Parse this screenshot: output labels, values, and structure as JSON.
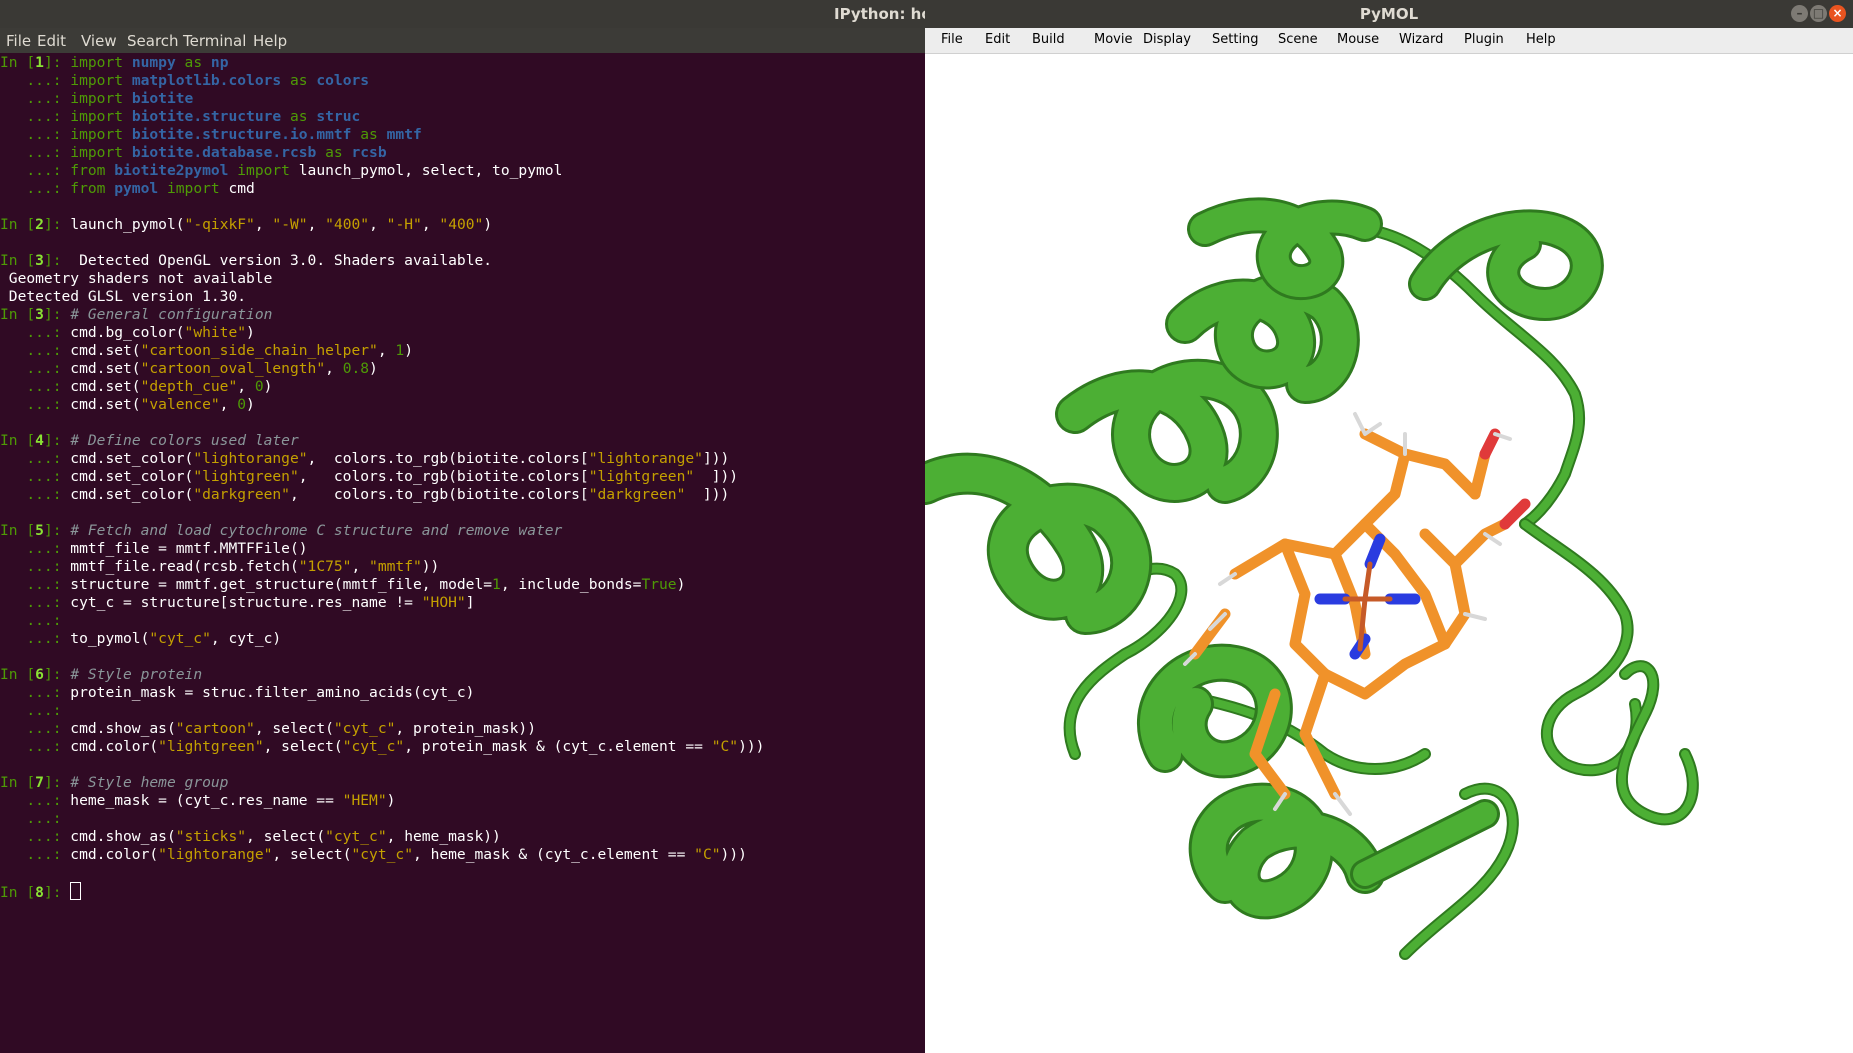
{
  "terminal": {
    "title": "IPython: hom",
    "menu": [
      "File",
      "Edit",
      "View",
      "Search",
      "Terminal",
      "Help"
    ],
    "lines": [
      {
        "prompt": "In",
        "num": "1",
        "segs": [
          [
            "kw",
            "import "
          ],
          [
            "mod",
            "numpy"
          ],
          [
            "kw",
            " as "
          ],
          [
            "mod",
            "np"
          ]
        ]
      },
      {
        "segs": [
          [
            "kw",
            "import "
          ],
          [
            "mod",
            "matplotlib.colors"
          ],
          [
            "kw",
            " as "
          ],
          [
            "mod",
            "colors"
          ]
        ]
      },
      {
        "segs": [
          [
            "kw",
            "import "
          ],
          [
            "mod",
            "biotite"
          ]
        ]
      },
      {
        "segs": [
          [
            "kw",
            "import "
          ],
          [
            "mod",
            "biotite.structure"
          ],
          [
            "kw",
            " as "
          ],
          [
            "mod",
            "struc"
          ]
        ]
      },
      {
        "segs": [
          [
            "kw",
            "import "
          ],
          [
            "mod",
            "biotite.structure.io.mmtf"
          ],
          [
            "kw",
            " as "
          ],
          [
            "mod",
            "mmtf"
          ]
        ]
      },
      {
        "segs": [
          [
            "kw",
            "import "
          ],
          [
            "mod",
            "biotite.database.rcsb"
          ],
          [
            "kw",
            " as "
          ],
          [
            "mod",
            "rcsb"
          ]
        ]
      },
      {
        "segs": [
          [
            "kw",
            "from "
          ],
          [
            "mod",
            "biotite2pymol"
          ],
          [
            "kw",
            " import "
          ],
          [
            "t",
            "launch_pymol, select, to_pymol"
          ]
        ]
      },
      {
        "segs": [
          [
            "kw",
            "from "
          ],
          [
            "mod",
            "pymol"
          ],
          [
            "kw",
            " import "
          ],
          [
            "t",
            "cmd"
          ]
        ]
      },
      {
        "blank": true
      },
      {
        "prompt": "In",
        "num": "2",
        "segs": [
          [
            "t",
            "launch_pymol("
          ],
          [
            "st",
            "\"-qixkF\""
          ],
          [
            "t",
            ", "
          ],
          [
            "st",
            "\"-W\""
          ],
          [
            "t",
            ", "
          ],
          [
            "st",
            "\"400\""
          ],
          [
            "t",
            ", "
          ],
          [
            "st",
            "\"-H\""
          ],
          [
            "t",
            ", "
          ],
          [
            "st",
            "\"400\""
          ],
          [
            "t",
            ")"
          ]
        ]
      },
      {
        "blank": true
      },
      {
        "prompt": "In",
        "num": "3",
        "segs": [
          [
            "t",
            " Detected OpenGL version 3.0. Shaders available."
          ]
        ]
      },
      {
        "raw": true,
        "segs": [
          [
            "t",
            " Geometry shaders not available"
          ]
        ]
      },
      {
        "raw": true,
        "segs": [
          [
            "t",
            " Detected GLSL version 1.30."
          ]
        ]
      },
      {
        "prompt": "In",
        "num": "3",
        "segs": [
          [
            "cm",
            "# General configuration"
          ]
        ]
      },
      {
        "segs": [
          [
            "t",
            "cmd.bg_color("
          ],
          [
            "st",
            "\"white\""
          ],
          [
            "t",
            ")"
          ]
        ]
      },
      {
        "segs": [
          [
            "t",
            "cmd.set("
          ],
          [
            "st",
            "\"cartoon_side_chain_helper\""
          ],
          [
            "t",
            ", "
          ],
          [
            "nm",
            "1"
          ],
          [
            "t",
            ")"
          ]
        ]
      },
      {
        "segs": [
          [
            "t",
            "cmd.set("
          ],
          [
            "st",
            "\"cartoon_oval_length\""
          ],
          [
            "t",
            ", "
          ],
          [
            "nm",
            "0.8"
          ],
          [
            "t",
            ")"
          ]
        ]
      },
      {
        "segs": [
          [
            "t",
            "cmd.set("
          ],
          [
            "st",
            "\"depth_cue\""
          ],
          [
            "t",
            ", "
          ],
          [
            "nm",
            "0"
          ],
          [
            "t",
            ")"
          ]
        ]
      },
      {
        "segs": [
          [
            "t",
            "cmd.set("
          ],
          [
            "st",
            "\"valence\""
          ],
          [
            "t",
            ", "
          ],
          [
            "nm",
            "0"
          ],
          [
            "t",
            ")"
          ]
        ]
      },
      {
        "blank": true
      },
      {
        "prompt": "In",
        "num": "4",
        "segs": [
          [
            "cm",
            "# Define colors used later"
          ]
        ]
      },
      {
        "segs": [
          [
            "t",
            "cmd.set_color("
          ],
          [
            "st",
            "\"lightorange\""
          ],
          [
            "t",
            ",  colors.to_rgb(biotite.colors["
          ],
          [
            "st",
            "\"lightorange\""
          ],
          [
            "t",
            "]))"
          ]
        ]
      },
      {
        "segs": [
          [
            "t",
            "cmd.set_color("
          ],
          [
            "st",
            "\"lightgreen\""
          ],
          [
            "t",
            ",   colors.to_rgb(biotite.colors["
          ],
          [
            "st",
            "\"lightgreen\""
          ],
          [
            "t",
            "  ]))"
          ]
        ]
      },
      {
        "segs": [
          [
            "t",
            "cmd.set_color("
          ],
          [
            "st",
            "\"darkgreen\""
          ],
          [
            "t",
            ",    colors.to_rgb(biotite.colors["
          ],
          [
            "st",
            "\"darkgreen\""
          ],
          [
            "t",
            "  ]))"
          ]
        ]
      },
      {
        "blank": true
      },
      {
        "prompt": "In",
        "num": "5",
        "segs": [
          [
            "cm",
            "# Fetch and load cytochrome C structure and remove water"
          ]
        ]
      },
      {
        "segs": [
          [
            "t",
            "mmtf_file = mmtf.MMTFFile()"
          ]
        ]
      },
      {
        "segs": [
          [
            "t",
            "mmtf_file.read(rcsb.fetch("
          ],
          [
            "st",
            "\"1C75\""
          ],
          [
            "t",
            ", "
          ],
          [
            "st",
            "\"mmtf\""
          ],
          [
            "t",
            "))"
          ]
        ]
      },
      {
        "segs": [
          [
            "t",
            "structure = mmtf.get_structure(mmtf_file, model="
          ],
          [
            "nm",
            "1"
          ],
          [
            "t",
            ", include_bonds="
          ],
          [
            "nm",
            "True"
          ],
          [
            "t",
            ")"
          ]
        ]
      },
      {
        "segs": [
          [
            "t",
            "cyt_c = structure[structure.res_name != "
          ],
          [
            "st",
            "\"HOH\""
          ],
          [
            "t",
            "]"
          ]
        ]
      },
      {
        "segs": []
      },
      {
        "segs": [
          [
            "t",
            "to_pymol("
          ],
          [
            "st",
            "\"cyt_c\""
          ],
          [
            "t",
            ", cyt_c)"
          ]
        ]
      },
      {
        "blank": true
      },
      {
        "prompt": "In",
        "num": "6",
        "segs": [
          [
            "cm",
            "# Style protein"
          ]
        ]
      },
      {
        "segs": [
          [
            "t",
            "protein_mask = struc.filter_amino_acids(cyt_c)"
          ]
        ]
      },
      {
        "segs": []
      },
      {
        "segs": [
          [
            "t",
            "cmd.show_as("
          ],
          [
            "st",
            "\"cartoon\""
          ],
          [
            "t",
            ", select("
          ],
          [
            "st",
            "\"cyt_c\""
          ],
          [
            "t",
            ", protein_mask))"
          ]
        ]
      },
      {
        "segs": [
          [
            "t",
            "cmd.color("
          ],
          [
            "st",
            "\"lightgreen\""
          ],
          [
            "t",
            ", select("
          ],
          [
            "st",
            "\"cyt_c\""
          ],
          [
            "t",
            ", protein_mask & (cyt_c.element == "
          ],
          [
            "st",
            "\"C\""
          ],
          [
            "t",
            ")))"
          ]
        ]
      },
      {
        "blank": true
      },
      {
        "prompt": "In",
        "num": "7",
        "segs": [
          [
            "cm",
            "# Style heme group"
          ]
        ]
      },
      {
        "segs": [
          [
            "t",
            "heme_mask = (cyt_c.res_name == "
          ],
          [
            "st",
            "\"HEM\""
          ],
          [
            "t",
            ")"
          ]
        ]
      },
      {
        "segs": []
      },
      {
        "segs": [
          [
            "t",
            "cmd.show_as("
          ],
          [
            "st",
            "\"sticks\""
          ],
          [
            "t",
            ", select("
          ],
          [
            "st",
            "\"cyt_c\""
          ],
          [
            "t",
            ", heme_mask))"
          ]
        ]
      },
      {
        "segs": [
          [
            "t",
            "cmd.color("
          ],
          [
            "st",
            "\"lightorange\""
          ],
          [
            "t",
            ", select("
          ],
          [
            "st",
            "\"cyt_c\""
          ],
          [
            "t",
            ", heme_mask & (cyt_c.element == "
          ],
          [
            "st",
            "\"C\""
          ],
          [
            "t",
            ")))"
          ]
        ]
      },
      {
        "blank": true
      },
      {
        "prompt": "In",
        "num": "8",
        "cursor": true,
        "segs": []
      }
    ]
  },
  "pymol": {
    "title": "PyMOL",
    "menu": [
      "File",
      "Edit",
      "Build",
      "Movie",
      "Display",
      "Setting",
      "Scene",
      "Mouse",
      "Wizard",
      "Plugin",
      "Help"
    ],
    "colors": {
      "protein": "#4caf34",
      "heme_carbon": "#f0922a",
      "nitrogen": "#2a3ce0",
      "oxygen": "#e03a3a",
      "iron": "#c65a28",
      "hydrogen": "#e8e8e8"
    }
  }
}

WORK REQUEST = How many lines in the data above contain the word "Detected"? Reply with only that figure.

RESPONSE AREA = 2